As a further main contributor to our forecast model, we use persistence, defined here as the sea ice extent from previous months (e.g., January, February and up to August). Persistence of sea ice anomalies stands as the first source of predictability for sea ice (Guemas et al., 2016; Walsh and Johnson, 1979; Blanchard-Wrigglesworth et al., 2011).

## 2.3 Multiple linear regression

For the forecast, all data sets were separated into two parts: (1) the calibration period (1979–2007) and (2) the validation period (2008–2017). The optimal predictors are identified by employing stepwise multiple regression analysis (e.g., Von Storch and Zwiers, 1999). Although the “stability maps” methodology (Fig. 1) identifies multiple stable regions for each atmospheric/oceanic parameter (Figs. S3–S15), after applying the stepwise multiple regression, the optimal/final prediction model is based just on the regions shown in Figs. 1–3 and 5–7. To forecast the September sea ice extent, we have used a multiple linear regression model with the regression equation

$\begin{array}{}\text{(1)}& Y={\mathit{\beta }}_{\mathrm{0}}+{\mathit{\beta }}_{\mathrm{1}}{x}_{\mathrm{1}}+{\mathit{\beta }}_{\mathrm{2}}{x}_{\mathrm{2}}+\mathrm{\dots }+{\mathit{\beta }}_{n}{x}_{n}+\mathit{\epsilon },\end{array}$

where Y represents the SSIE, βo, β1, β2, … βn are constants determined by the least-squares procedure, x1, x2, … xn are the predictors used (e.g., OHC, OT100, etc.), and ε is the error.

→ Instruction 1:
Answer these questions using the sea ice forecast excerpt:
(a) How does the excerpt define persistence?
(b) Which years make up the calibration period?
(c) What does Y represent in the regression equation?
→ Instruction 2: Summarize the sea ice forecast excerpt in two sentences.
→ Instruction 3: Pick up the sea ice forecast excerpt after its final sentence and keep writing in the same style.

→ Element and coordinate records:
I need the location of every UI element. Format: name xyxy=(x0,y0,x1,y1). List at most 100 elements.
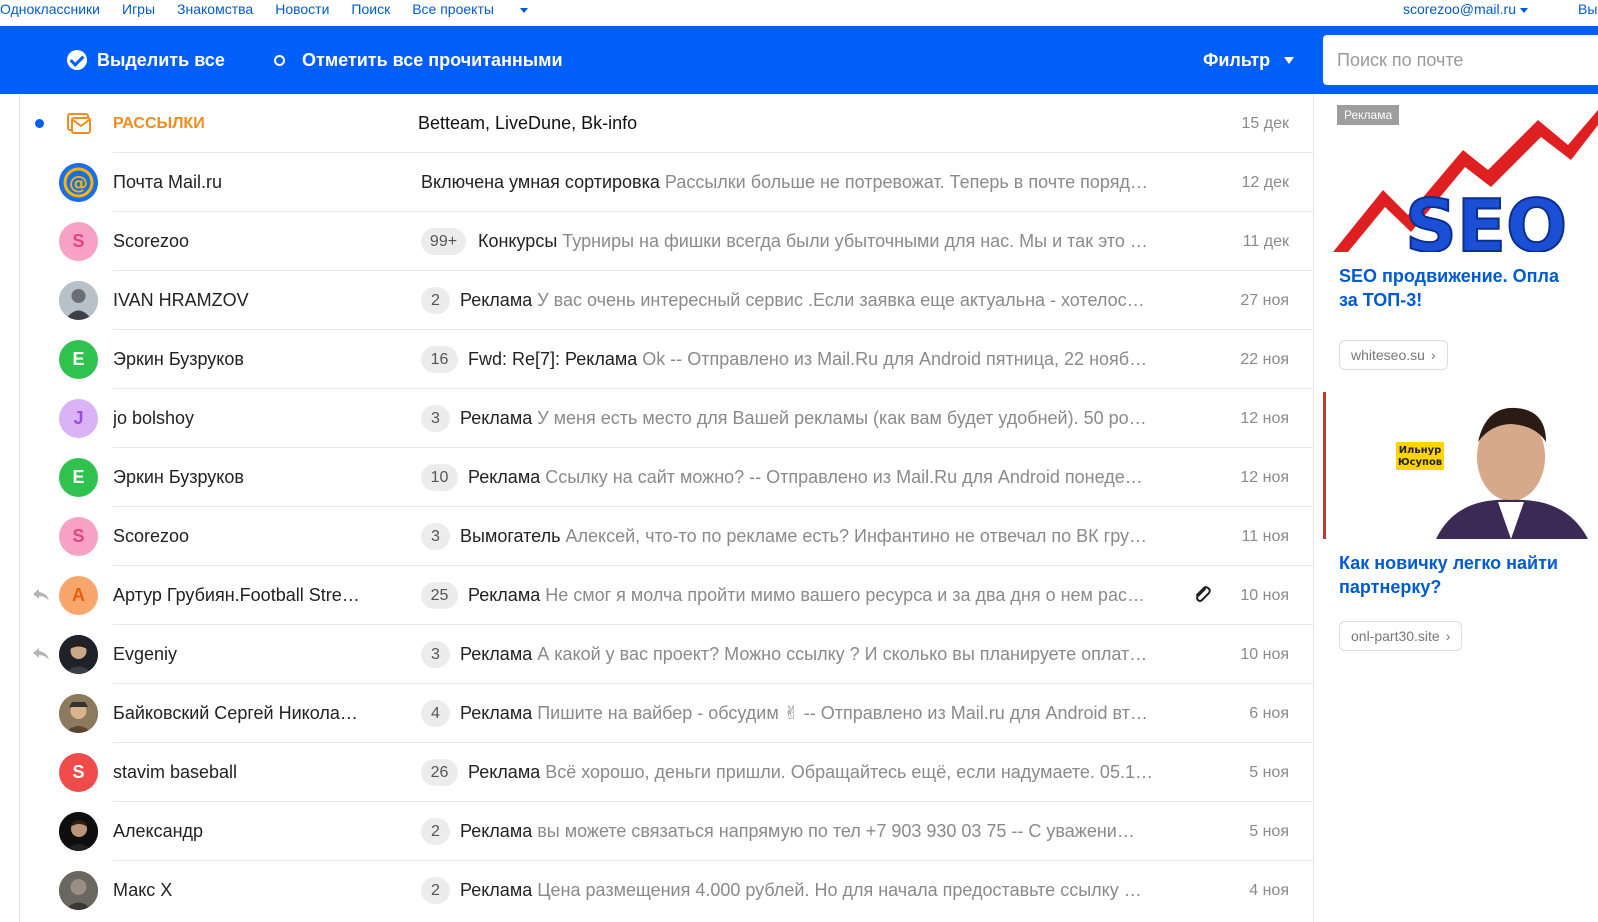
message-date: 5 ноя xyxy=(1249,823,1289,840)
preview: У меня есть место для Вашей рекламы (как… xyxy=(537,408,1147,428)
link-odnoklassniki[interactable]: Одноклассники xyxy=(0,0,100,18)
subject: Реклама xyxy=(468,467,541,487)
avatar-photo xyxy=(59,694,98,733)
preview: Ссылку на сайт можно? -- Отправлено из M… xyxy=(545,467,1143,487)
ad-domain: onl-part30.site xyxy=(1351,628,1440,644)
reply-arrow-icon xyxy=(33,648,49,660)
message-row[interactable]: A Артур Грубиян.Football Stre… 25 Реклам… xyxy=(20,566,1313,625)
seo-chart-image: SEO xyxy=(1323,105,1598,252)
avatar-photo xyxy=(59,812,98,851)
sender-name: Evgeniy xyxy=(113,644,178,664)
message-row[interactable]: @ Почта Mail.ru Включена умная сортировк… xyxy=(20,153,1313,212)
ad-domain-link[interactable]: onl-part30.site › xyxy=(1339,621,1463,651)
thread-count-badge: 2 xyxy=(421,877,450,904)
ad-domain-link[interactable]: whiteseo.su › xyxy=(1339,340,1448,370)
message-date: 5 ноя xyxy=(1249,764,1289,781)
thread-count-badge: 26 xyxy=(421,759,458,786)
subject: Вымогатель xyxy=(460,526,561,546)
thread-count-badge: 16 xyxy=(421,346,458,373)
message-row[interactable]: J jo bolshoy 3 Реклама У меня есть место… xyxy=(20,389,1313,448)
select-all-button[interactable]: Выделить все xyxy=(67,26,225,94)
message-date: 12 ноя xyxy=(1240,410,1289,427)
preview: Всё хорошо, деньги пришли. Обращайтесь е… xyxy=(545,762,1153,782)
ad-title[interactable]: SEO продвижение. Опла за ТОП-3! xyxy=(1323,252,1598,312)
mail-toolbar: Выделить все Отметить все прочитанными Ф… xyxy=(0,26,1598,94)
subject: Реклама xyxy=(460,408,533,428)
attachment-icon[interactable] xyxy=(1191,584,1213,606)
avatar-photo xyxy=(59,635,98,674)
link-search[interactable]: Поиск xyxy=(351,0,390,18)
account-menu[interactable]: scorezoo@mail.ru xyxy=(1403,0,1528,18)
subject: Реклама xyxy=(460,703,533,723)
subject: Реклама xyxy=(468,762,541,782)
avatar: A xyxy=(59,576,98,615)
message-row[interactable]: РАССЫЛКИ Betteam, LiveDune, Bk-info 15 д… xyxy=(20,94,1313,153)
top-navigation: Одноклассники Игры Знакомства Новости По… xyxy=(0,0,1598,26)
message-row[interactable]: Evgeniy 3 Реклама А какой у вас проект? … xyxy=(20,625,1313,684)
ad-title[interactable]: Как новичку легко найти партнерку? xyxy=(1323,539,1598,599)
message-date: 12 дек xyxy=(1241,174,1289,191)
message-row[interactable]: Байковский Сергей Никола… 4 Реклама Пиши… xyxy=(20,684,1313,743)
sender-name: stavim baseball xyxy=(113,762,238,782)
message-row[interactable]: S Scorezoo 3 Вымогатель Алексей, что-то … xyxy=(20,507,1313,566)
list-right-border xyxy=(1313,94,1314,922)
preview: Цена размещения 4.000 рублей. Но для нач… xyxy=(537,880,1142,900)
message-row[interactable]: E Эркин Бузруков 10 Реклама Ссылку на са… xyxy=(20,448,1313,507)
message-row[interactable]: Александр 2 Реклама вы можете связаться … xyxy=(20,802,1313,861)
reply-arrow-icon xyxy=(33,589,49,601)
message-row[interactable]: S Scorezoo 99+ Конкурсы Турниры на фишки… xyxy=(20,212,1313,271)
unread-indicator[interactable] xyxy=(35,119,44,128)
link-all-projects[interactable]: Все проекты xyxy=(412,0,528,18)
svg-text:@: @ xyxy=(69,172,88,194)
sender-name: Макс Х xyxy=(113,880,173,900)
ad-title-line: Как новичку легко найти xyxy=(1339,553,1558,573)
message-row[interactable]: E Эркин Бузруков 16 Fwd: Re[7]: Реклама … xyxy=(20,330,1313,389)
logout-link[interactable]: Выход xyxy=(1578,0,1598,18)
mark-all-read-label: Отметить все прочитанными xyxy=(302,49,563,70)
message-subject-line: Включена умная сортировка Рассылки больш… xyxy=(421,153,1166,212)
link-games[interactable]: Игры xyxy=(122,0,155,18)
message-row[interactable]: S stavim baseball 26 Реклама Всё хорошо,… xyxy=(20,743,1313,802)
mark-all-read-button[interactable]: Отметить все прочитанными xyxy=(274,26,563,94)
message-subject-line: Fwd: Re[7]: Реклама Ok -- Отправлено из … xyxy=(468,330,1166,389)
chevron-right-icon: › xyxy=(1430,347,1436,363)
message-row[interactable]: IVAN HRAMZOV 2 Реклама У вас очень интер… xyxy=(20,271,1313,330)
preview: Ok -- Отправлено из Mail.Ru для Android … xyxy=(642,349,1148,369)
preview: Алексей, что-то по рекламе есть? Инфанти… xyxy=(565,526,1148,546)
message-date: 11 ноя xyxy=(1241,528,1289,545)
search-box xyxy=(1323,35,1598,85)
ad-column: SEO Реклама SEO продвижение. Опла за ТОП… xyxy=(1323,105,1598,651)
message-subject-line: Betteam, LiveDune, Bk-info xyxy=(418,94,1178,153)
filter-button[interactable]: Фильтр xyxy=(1203,26,1295,94)
preview: Не смог я молча пройти мимо вашего ресур… xyxy=(545,585,1145,605)
chevron-down-icon xyxy=(1520,7,1528,13)
message-row[interactable]: Макс Х 2 Реклама Цена размещения 4.000 р… xyxy=(20,861,1313,920)
ad-partner[interactable]: Ильнур Юсупов Как новичку легко найти па… xyxy=(1323,392,1598,651)
thread-count-badge: 4 xyxy=(421,700,450,727)
select-all-label: Выделить все xyxy=(97,49,225,70)
link-news[interactable]: Новости xyxy=(275,0,329,18)
ad-seo[interactable]: SEO Реклама SEO продвижение. Опла за ТОП… xyxy=(1323,105,1598,370)
ad-title-line: SEO продвижение. Опла xyxy=(1339,266,1559,286)
message-date: 6 ноя xyxy=(1249,705,1289,722)
subject: Реклама xyxy=(460,821,533,841)
sender-name: Артур Грубиян.Football Stre… xyxy=(113,585,360,605)
link-dating[interactable]: Знакомства xyxy=(177,0,253,18)
mailing-icon xyxy=(59,104,98,143)
thread-count-badge: 3 xyxy=(421,523,450,550)
preview: У вас очень интересный сервис .Если заяв… xyxy=(537,290,1145,310)
sender-name: Scorezoo xyxy=(113,231,190,251)
message-date: 15 дек xyxy=(1241,115,1289,132)
preview: Турниры на фишки всегда были убыточными … xyxy=(562,231,1148,251)
avatar: S xyxy=(59,517,98,556)
subject: Реклама xyxy=(460,880,533,900)
ad-domain: whiteseo.su xyxy=(1351,347,1425,363)
message-subject-line: Вымогатель Алексей, что-то по рекламе ес… xyxy=(460,507,1166,566)
sender-name: Байковский Сергей Никола… xyxy=(113,703,358,723)
ad-image[interactable]: Ильнур Юсупов xyxy=(1323,392,1598,539)
preview: вы можете связаться напрямую по тел +7 9… xyxy=(537,821,1135,841)
ad-image[interactable]: SEO Реклама xyxy=(1323,105,1598,252)
search-input[interactable] xyxy=(1323,35,1598,85)
thread-count-badge: 99+ xyxy=(421,228,466,255)
read-dot-icon xyxy=(274,54,285,66)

→ Task answer 1:
(a) The sea ice extent from previous months (e.g., January, February and up to August).
(b) 1979–2007.
(c) The SSIE.

→ Task answer 2: The forecast model uses persistence, the sea ice extent from previous months, as a main contributor, because persistence of sea ice anomalies is the first source of predictability for sea ice. The data were split into a 1979–2007 calibration period and a 2008–2017 validation period, optimal predictors were identified by stepwise multiple regression, and September sea ice extent is forecast with a multiple linear regression equation whose constants are determined by least squares.

→ Task answer 3:
In this study, we choose stepwise regression. Thus, each predictor was prioritized based on its correlation coefficient with the SSIE and was added to the model in that order. As we added more predictors to the model, the F statistic was used to determine whether the added predictors were significant in the regression equation. Entrance and exit criteria for the F statistic were set to 0.05 and 0.1, respectively. Stepwise regression was used because it prioritizes predictors based on the partial correlation and it is likely that high and significant correlations will reflect underlying physical processes. In order to estimate possible overfitting, we make use of the Akaike information criterion (AIC) (Von Storch and Zwiers, 1999), the explained variance, R2 and the residual standard error. A workflow of the selection of the optimal model for the SSIE prediction is shown in the Supplement and Fig. S2.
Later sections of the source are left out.